--- start Dataset ---
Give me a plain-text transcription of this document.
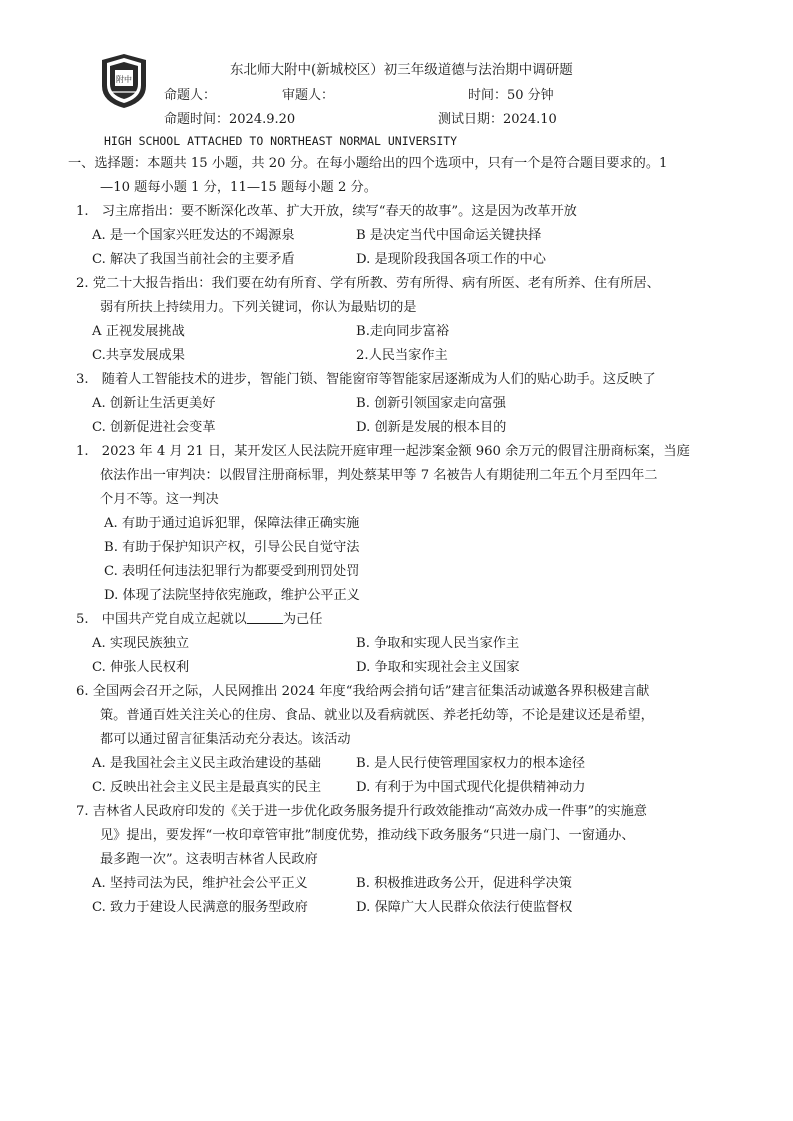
附中
东北师大附中(新城校区）初三年级道德与法治期中调研题
命题人：	审题人：	时间：50 分钟
命题时间：2024.9.20	测试日期：2024.10
HIGH SCHOOL ATTACHED TO NORTHEAST NORMAL UNIVERSITY
一、选择题：本题共 15 小题，共 20 分。在每小题给出的四个选项中，只有一个是符合题目要求的。1
—10 题每小题 1 分，11—15 题每小题 2 分。
1.　习主席指出：要不断深化改革、扩大开放，续写“春天的故事”。这是因为改革开放
A. 是一个国家兴旺发达的不竭源泉	B 是决定当代中国命运关键抉择
C. 解决了我国当前社会的主要矛盾	D. 是现阶段我国各项工作的中心
2. 党二十大报告指出：我们要在幼有所育、学有所教、劳有所得、病有所医、老有所养、住有所居、
弱有所扶上持续用力。下列关键词，你认为最贴切的是
A 正视发展挑战	B.走向同步富裕
C.共享发展成果	2.人民当家作主
3.　随着人工智能技术的进步，智能门锁、智能窗帘等智能家居逐渐成为人们的贴心助手。这反映了
A. 创新让生活更美好	B. 创新引领国家走向富强
C. 创新促进社会变革	D. 创新是发展的根本目的
1.　2023 年 4 月 21 日，某开发区人民法院开庭审理一起涉案金额 960 余万元的假冒注册商标案，当庭
依法作出一审判决：以假冒注册商标罪，判处蔡某甲等 7 名被告人有期徒刑二年五个月至四年二
个月不等。这一判决
A. 有助于通过追诉犯罪，保障法律正确实施
B. 有助于保护知识产权，引导公民自觉守法
C. 表明任何违法犯罪行为都要受到刑罚处罚
D. 体现了法院坚持依宪施政，维护公平正义
5.　中国共产党自成立起就以	为己任
A. 实现民族独立	B. 争取和实现人民当家作主
C. 伸张人民权利	D. 争取和实现社会主义国家
6. 全国两会召开之际，人民网推出 2024 年度“我给两会捎句话”建言征集活动诚邀各界积极建言献
策。普通百姓关注关心的住房、食品、就业以及看病就医、养老托幼等，不论是建议还是希望，
都可以通过留言征集活动充分表达。该活动
A. 是我国社会主义民主政治建设的基础	B. 是人民行使管理国家权力的根本途径
C. 反映出社会主义民主是最真实的民主	D. 有利于为中国式现代化提供精神动力
7. 吉林省人民政府印发的《关于进一步优化政务服务提升行政效能推动“高效办成一件事”的实施意
见》提出，要发挥“一枚印章管审批”制度优势，推动线下政务服务“只进一扇门、一窗通办、
最多跑一次”。这表明吉林省人民政府
A. 坚持司法为民，维护社会公平正义	B. 积极推进政务公开，促进科学决策
C. 致力于建设人民满意的服务型政府	D. 保障广大人民群众依法行使监督权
--- end Dataset ---
• _What the exercise asks_
Quote the entries above word for word. Leave the images out.

• _Result of the task_
Give me a plain-text transcription of this document.
附中
东北师大附中(新城校区）初三年级道德与法治期中调研题
命题人：	审题人：	时间：50 分钟
命题时间：2024.9.20	测试日期：2024.10
HIGH SCHOOL ATTACHED TO NORTHEAST NORMAL UNIVERSITY
一、选择题：本题共 15 小题，共 20 分。在每小题给出的四个选项中，只有一个是符合题目要求的。1
—10 题每小题 1 分，11—15 题每小题 2 分。
1.　习主席指出：要不断深化改革、扩大开放，续写“春天的故事”。这是因为改革开放
A. 是一个国家兴旺发达的不竭源泉	B 是决定当代中国命运关键抉择
C. 解决了我国当前社会的主要矛盾	D. 是现阶段我国各项工作的中心
2. 党二十大报告指出：我们要在幼有所育、学有所教、劳有所得、病有所医、老有所养、住有所居、
弱有所扶上持续用力。下列关键词，你认为最贴切的是
A 正视发展挑战	B.走向同步富裕
C.共享发展成果	2.人民当家作主
3.　随着人工智能技术的进步，智能门锁、智能窗帘等智能家居逐渐成为人们的贴心助手。这反映了
A. 创新让生活更美好	B. 创新引领国家走向富强
C. 创新促进社会变革	D. 创新是发展的根本目的
1.　2023 年 4 月 21 日，某开发区人民法院开庭审理一起涉案金额 960 余万元的假冒注册商标案，当庭
依法作出一审判决：以假冒注册商标罪，判处蔡某甲等 7 名被告人有期徒刑二年五个月至四年二
个月不等。这一判决
A. 有助于通过追诉犯罪，保障法律正确实施
B. 有助于保护知识产权，引导公民自觉守法
C. 表明任何违法犯罪行为都要受到刑罚处罚
D. 体现了法院坚持依宪施政，维护公平正义
5.　中国共产党自成立起就以	为己任
A. 实现民族独立	B. 争取和实现人民当家作主
C. 伸张人民权利	D. 争取和实现社会主义国家
6. 全国两会召开之际，人民网推出 2024 年度“我给两会捎句话”建言征集活动诚邀各界积极建言献
策。普通百姓关注关心的住房、食品、就业以及看病就医、养老托幼等，不论是建议还是希望，
都可以通过留言征集活动充分表达。该活动
A. 是我国社会主义民主政治建设的基础	B. 是人民行使管理国家权力的根本途径
C. 反映出社会主义民主是最真实的民主	D. 有利于为中国式现代化提供精神动力
7. 吉林省人民政府印发的《关于进一步优化政务服务提升行政效能推动“高效办成一件事”的实施意
见》提出，要发挥“一枚印章管审批”制度优势，推动线下政务服务“只进一扇门、一窗通办、
最多跑一次”。这表明吉林省人民政府
A. 坚持司法为民，维护社会公平正义	B. 积极推进政务公开，促进科学决策
C. 致力于建设人民满意的服务型政府	D. 保障广大人民群众依法行使监督权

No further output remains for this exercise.